Instructions for the task
Reproduce the data exactly.

Rows from a dataset
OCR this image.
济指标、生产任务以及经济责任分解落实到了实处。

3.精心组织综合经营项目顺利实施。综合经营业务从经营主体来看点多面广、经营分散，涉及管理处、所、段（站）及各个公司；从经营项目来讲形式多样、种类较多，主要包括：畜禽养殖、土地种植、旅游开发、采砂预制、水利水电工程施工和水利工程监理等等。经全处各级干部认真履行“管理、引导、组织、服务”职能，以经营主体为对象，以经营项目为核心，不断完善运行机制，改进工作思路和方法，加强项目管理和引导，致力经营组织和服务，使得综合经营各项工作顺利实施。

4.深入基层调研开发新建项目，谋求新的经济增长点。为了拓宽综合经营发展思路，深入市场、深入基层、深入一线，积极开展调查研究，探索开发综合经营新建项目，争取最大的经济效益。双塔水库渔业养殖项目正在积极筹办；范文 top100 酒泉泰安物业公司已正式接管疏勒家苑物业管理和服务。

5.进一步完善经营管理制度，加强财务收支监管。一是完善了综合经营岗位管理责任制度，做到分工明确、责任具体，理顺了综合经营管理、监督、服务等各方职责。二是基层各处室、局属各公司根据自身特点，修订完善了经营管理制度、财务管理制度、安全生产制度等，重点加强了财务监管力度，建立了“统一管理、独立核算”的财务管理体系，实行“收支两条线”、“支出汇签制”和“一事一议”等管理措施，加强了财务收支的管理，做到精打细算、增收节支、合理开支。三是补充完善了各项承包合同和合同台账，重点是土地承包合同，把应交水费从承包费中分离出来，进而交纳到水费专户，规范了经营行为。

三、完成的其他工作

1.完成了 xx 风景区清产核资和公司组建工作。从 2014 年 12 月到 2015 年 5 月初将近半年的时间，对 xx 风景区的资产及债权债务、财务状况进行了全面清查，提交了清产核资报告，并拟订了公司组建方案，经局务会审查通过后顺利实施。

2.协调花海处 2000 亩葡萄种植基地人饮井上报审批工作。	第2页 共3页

Reply to the task
OCR this image.
济指标、生产任务以及经济责任分解落实到了实处。

3.精心组织综合经营项目顺利实施。综合经营业务从经营主体来看点多面广、经营分散，涉及管理处、所、段（站）及各个公司；从经营项目来讲形式多样、种类较多，主要包括：畜禽养殖、土地种植、旅游开发、采砂预制、水利水电工程施工和水利工程监理等等。经全处各级干部认真履行“管理、引导、组织、服务”职能，以经营主体为对象，以经营项目为核心，不断完善运行机制，改进工作思路和方法，加强项目管理和引导，致力经营组织和服务，使得综合经营各项工作顺利实施。

4.深入基层调研开发新建项目，谋求新的经济增长点。为了拓宽综合经营发展思路，深入市场、深入基层、深入一线，积极开展调查研究，探索开发综合经营新建项目，争取最大的经济效益。双塔水库渔业养殖项目正在积极筹办；范文 top100 酒泉泰安物业公司已正式接管疏勒家苑物业管理和服务。

5.进一步完善经营管理制度，加强财务收支监管。一是完善了综合经营岗位管理责任制度，做到分工明确、责任具体，理顺了综合经营管理、监督、服务等各方职责。二是基层各处室、局属各公司根据自身特点，修订完善了经营管理制度、财务管理制度、安全生产制度等，重点加强了财务监管力度，建立了“统一管理、独立核算”的财务管理体系，实行“收支两条线”、“支出汇签制”和“一事一议”等管理措施，加强了财务收支的管理，做到精打细算、增收节支、合理开支。三是补充完善了各项承包合同和合同台账，重点是土地承包合同，把应交水费从承包费中分离出来，进而交纳到水费专户，规范了经营行为。

三、完成的其他工作

1.完成了 xx 风景区清产核资和公司组建工作。从 2014 年 12 月到 2015 年 5 月初将近半年的时间，对 xx 风景区的资产及债权债务、财务状况进行了全面清查，提交了清产核资报告，并拟订了公司组建方案，经局务会审查通过后顺利实施。

2.协调花海处 2000 亩葡萄种植基地人饮井上报审批工作。	第2页 共3页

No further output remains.